*Supplied data*
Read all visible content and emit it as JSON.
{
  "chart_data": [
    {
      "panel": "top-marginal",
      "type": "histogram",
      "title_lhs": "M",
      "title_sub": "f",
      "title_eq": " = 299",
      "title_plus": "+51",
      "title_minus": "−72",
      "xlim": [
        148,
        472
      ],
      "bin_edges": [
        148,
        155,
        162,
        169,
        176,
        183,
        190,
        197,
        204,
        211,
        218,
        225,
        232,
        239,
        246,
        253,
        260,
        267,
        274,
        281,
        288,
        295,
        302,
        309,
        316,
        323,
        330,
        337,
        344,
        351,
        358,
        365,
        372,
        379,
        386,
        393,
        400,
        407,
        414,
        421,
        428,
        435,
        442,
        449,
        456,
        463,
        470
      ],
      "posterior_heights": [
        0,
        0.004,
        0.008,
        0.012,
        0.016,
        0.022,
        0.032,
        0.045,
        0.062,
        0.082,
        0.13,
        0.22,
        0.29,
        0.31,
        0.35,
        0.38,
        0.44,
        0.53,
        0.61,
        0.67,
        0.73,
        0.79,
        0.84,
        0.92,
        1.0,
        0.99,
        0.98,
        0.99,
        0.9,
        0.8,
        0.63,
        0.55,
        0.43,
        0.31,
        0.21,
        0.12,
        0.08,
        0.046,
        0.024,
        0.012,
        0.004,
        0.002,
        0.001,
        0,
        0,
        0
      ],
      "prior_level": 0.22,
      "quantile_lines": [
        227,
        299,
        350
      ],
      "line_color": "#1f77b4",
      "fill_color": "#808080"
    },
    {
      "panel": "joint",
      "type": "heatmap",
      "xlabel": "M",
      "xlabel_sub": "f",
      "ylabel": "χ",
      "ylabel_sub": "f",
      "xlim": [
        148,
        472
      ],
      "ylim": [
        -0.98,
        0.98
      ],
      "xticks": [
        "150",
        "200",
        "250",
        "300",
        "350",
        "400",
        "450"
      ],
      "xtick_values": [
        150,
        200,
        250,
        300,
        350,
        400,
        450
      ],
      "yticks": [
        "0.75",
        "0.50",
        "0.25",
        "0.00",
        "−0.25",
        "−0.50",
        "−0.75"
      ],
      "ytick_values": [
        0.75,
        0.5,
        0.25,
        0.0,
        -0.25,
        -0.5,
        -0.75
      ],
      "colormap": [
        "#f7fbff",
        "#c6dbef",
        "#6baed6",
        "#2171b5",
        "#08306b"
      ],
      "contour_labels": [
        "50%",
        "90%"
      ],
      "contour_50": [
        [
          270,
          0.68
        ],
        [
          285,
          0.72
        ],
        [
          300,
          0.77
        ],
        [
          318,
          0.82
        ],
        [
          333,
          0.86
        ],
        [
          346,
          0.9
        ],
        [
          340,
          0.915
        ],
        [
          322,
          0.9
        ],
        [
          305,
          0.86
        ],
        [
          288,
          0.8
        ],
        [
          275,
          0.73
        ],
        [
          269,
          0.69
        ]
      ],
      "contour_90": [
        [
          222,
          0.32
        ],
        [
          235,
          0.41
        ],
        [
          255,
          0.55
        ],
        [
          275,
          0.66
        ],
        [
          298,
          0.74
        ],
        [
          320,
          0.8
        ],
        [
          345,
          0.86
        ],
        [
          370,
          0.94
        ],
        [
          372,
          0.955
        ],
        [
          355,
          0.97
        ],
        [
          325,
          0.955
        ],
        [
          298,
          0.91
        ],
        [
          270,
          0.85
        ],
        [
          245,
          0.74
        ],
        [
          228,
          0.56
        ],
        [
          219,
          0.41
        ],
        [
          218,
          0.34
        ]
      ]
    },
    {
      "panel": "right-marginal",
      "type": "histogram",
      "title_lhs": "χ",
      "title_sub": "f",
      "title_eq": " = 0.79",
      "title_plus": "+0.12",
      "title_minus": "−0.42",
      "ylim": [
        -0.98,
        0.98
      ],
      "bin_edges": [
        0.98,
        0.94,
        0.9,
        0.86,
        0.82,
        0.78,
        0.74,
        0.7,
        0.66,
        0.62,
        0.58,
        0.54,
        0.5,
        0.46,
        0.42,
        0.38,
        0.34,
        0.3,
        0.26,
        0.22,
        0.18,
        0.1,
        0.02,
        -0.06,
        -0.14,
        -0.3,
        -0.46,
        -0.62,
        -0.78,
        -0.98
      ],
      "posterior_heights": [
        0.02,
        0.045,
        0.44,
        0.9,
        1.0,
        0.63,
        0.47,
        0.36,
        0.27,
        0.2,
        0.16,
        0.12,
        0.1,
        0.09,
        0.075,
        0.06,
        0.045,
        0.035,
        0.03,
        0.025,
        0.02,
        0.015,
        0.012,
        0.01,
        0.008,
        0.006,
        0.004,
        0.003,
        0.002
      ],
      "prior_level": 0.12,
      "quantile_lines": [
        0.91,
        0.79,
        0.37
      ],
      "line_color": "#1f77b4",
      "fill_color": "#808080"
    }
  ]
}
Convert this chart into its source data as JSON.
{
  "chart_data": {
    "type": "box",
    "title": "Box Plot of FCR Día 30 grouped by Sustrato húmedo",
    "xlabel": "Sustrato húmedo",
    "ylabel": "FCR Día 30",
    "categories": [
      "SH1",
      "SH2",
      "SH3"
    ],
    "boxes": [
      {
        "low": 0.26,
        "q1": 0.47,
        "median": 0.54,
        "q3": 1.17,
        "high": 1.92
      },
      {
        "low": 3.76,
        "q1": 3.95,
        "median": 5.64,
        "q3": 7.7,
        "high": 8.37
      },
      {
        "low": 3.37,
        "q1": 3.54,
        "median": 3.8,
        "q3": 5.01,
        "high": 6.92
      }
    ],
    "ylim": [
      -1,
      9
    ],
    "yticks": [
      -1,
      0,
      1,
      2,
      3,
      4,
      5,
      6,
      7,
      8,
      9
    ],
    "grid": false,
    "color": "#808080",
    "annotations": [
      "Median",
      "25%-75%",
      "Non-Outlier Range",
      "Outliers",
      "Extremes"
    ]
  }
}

*Short problem*
Give the entries again in full, exactly as they are written.

*Answer for this exercise*
Read all visible content and emit it as JSON.
{
  "chart_data": [
    {
      "panel": "top-marginal",
      "type": "histogram",
      "title_lhs": "M",
      "title_sub": "f",
      "title_eq": " = 299",
      "title_plus": "+51",
      "title_minus": "−72",
      "xlim": [
        148,
        472
      ],
      "bin_edges": [
        148,
        155,
        162,
        169,
        176,
        183,
        190,
        197,
        204,
        211,
        218,
        225,
        232,
        239,
        246,
        253,
        260,
        267,
        274,
        281,
        288,
        295,
        302,
        309,
        316,
        323,
        330,
        337,
        344,
        351,
        358,
        365,
        372,
        379,
        386,
        393,
        400,
        407,
        414,
        421,
        428,
        435,
        442,
        449,
        456,
        463,
        470
      ],
      "posterior_heights": [
        0,
        0.004,
        0.008,
        0.012,
        0.016,
        0.022,
        0.032,
        0.045,
        0.062,
        0.082,
        0.13,
        0.22,
        0.29,
        0.31,
        0.35,
        0.38,
        0.44,
        0.53,
        0.61,
        0.67,
        0.73,
        0.79,
        0.84,
        0.92,
        1.0,
        0.99,
        0.98,
        0.99,
        0.9,
        0.8,
        0.63,
        0.55,
        0.43,
        0.31,
        0.21,
        0.12,
        0.08,
        0.046,
        0.024,
        0.012,
        0.004,
        0.002,
        0.001,
        0,
        0,
        0
      ],
      "prior_level": 0.22,
      "quantile_lines": [
        227,
        299,
        350
      ],
      "line_color": "#1f77b4",
      "fill_color": "#808080"
    },
    {
      "panel": "joint",
      "type": "heatmap",
      "xlabel": "M",
      "xlabel_sub": "f",
      "ylabel": "χ",
      "ylabel_sub": "f",
      "xlim": [
        148,
        472
      ],
      "ylim": [
        -0.98,
        0.98
      ],
      "xticks": [
        "150",
        "200",
        "250",
        "300",
        "350",
        "400",
        "450"
      ],
      "xtick_values": [
        150,
        200,
        250,
        300,
        350,
        400,
        450
      ],
      "yticks": [
        "0.75",
        "0.50",
        "0.25",
        "0.00",
        "−0.25",
        "−0.50",
        "−0.75"
      ],
      "ytick_values": [
        0.75,
        0.5,
        0.25,
        0.0,
        -0.25,
        -0.5,
        -0.75
      ],
      "colormap": [
        "#f7fbff",
        "#c6dbef",
        "#6baed6",
        "#2171b5",
        "#08306b"
      ],
      "contour_labels": [
        "50%",
        "90%"
      ],
      "contour_50": [
        [
          270,
          0.68
        ],
        [
          285,
          0.72
        ],
        [
          300,
          0.77
        ],
        [
          318,
          0.82
        ],
        [
          333,
          0.86
        ],
        [
          346,
          0.9
        ],
        [
          340,
          0.915
        ],
        [
          322,
          0.9
        ],
        [
          305,
          0.86
        ],
        [
          288,
          0.8
        ],
        [
          275,
          0.73
        ],
        [
          269,
          0.69
        ]
      ],
      "contour_90": [
        [
          222,
          0.32
        ],
        [
          235,
          0.41
        ],
        [
          255,
          0.55
        ],
        [
          275,
          0.66
        ],
        [
          298,
          0.74
        ],
        [
          320,
          0.8
        ],
        [
          345,
          0.86
        ],
        [
          370,
          0.94
        ],
        [
          372,
          0.955
        ],
        [
          355,
          0.97
        ],
        [
          325,
          0.955
        ],
        [
          298,
          0.91
        ],
        [
          270,
          0.85
        ],
        [
          245,
          0.74
        ],
        [
          228,
          0.56
        ],
        [
          219,
          0.41
        ],
        [
          218,
          0.34
        ]
      ]
    },
    {
      "panel": "right-marginal",
      "type": "histogram",
      "title_lhs": "χ",
      "title_sub": "f",
      "title_eq": " = 0.79",
      "title_plus": "+0.12",
      "title_minus": "−0.42",
      "ylim": [
        -0.98,
        0.98
      ],
      "bin_edges": [
        0.98,
        0.94,
        0.9,
        0.86,
        0.82,
        0.78,
        0.74,
        0.7,
        0.66,
        0.62,
        0.58,
        0.54,
        0.5,
        0.46,
        0.42,
        0.38,
        0.34,
        0.3,
        0.26,
        0.22,
        0.18,
        0.1,
        0.02,
        -0.06,
        -0.14,
        -0.3,
        -0.46,
        -0.62,
        -0.78,
        -0.98
      ],
      "posterior_heights": [
        0.02,
        0.045,
        0.44,
        0.9,
        1.0,
        0.63,
        0.47,
        0.36,
        0.27,
        0.2,
        0.16,
        0.12,
        0.1,
        0.09,
        0.075,
        0.06,
        0.045,
        0.035,
        0.03,
        0.025,
        0.02,
        0.015,
        0.012,
        0.01,
        0.008,
        0.006,
        0.004,
        0.003,
        0.002
      ],
      "prior_level": 0.12,
      "quantile_lines": [
        0.91,
        0.79,
        0.37
      ],
      "line_color": "#1f77b4",
      "fill_color": "#808080"
    }
  ]
}
Convert this chart into its source data as JSON.
{
  "chart_data": {
    "type": "box",
    "title": "Box Plot of FCR Día 30 grouped by Sustrato húmedo",
    "xlabel": "Sustrato húmedo",
    "ylabel": "FCR Día 30",
    "categories": [
      "SH1",
      "SH2",
      "SH3"
    ],
    "boxes": [
      {
        "low": 0.26,
        "q1": 0.47,
        "median": 0.54,
        "q3": 1.17,
        "high": 1.92
      },
      {
        "low": 3.76,
        "q1": 3.95,
        "median": 5.64,
        "q3": 7.7,
        "high": 8.37
      },
      {
        "low": 3.37,
        "q1": 3.54,
        "median": 3.8,
        "q3": 5.01,
        "high": 6.92
      }
    ],
    "ylim": [
      -1,
      9
    ],
    "yticks": [
      -1,
      0,
      1,
      2,
      3,
      4,
      5,
      6,
      7,
      8,
      9
    ],
    "grid": false,
    "color": "#808080",
    "annotations": [
      "Median",
      "25%-75%",
      "Non-Outlier Range",
      "Outliers",
      "Extremes"
    ]
  }
}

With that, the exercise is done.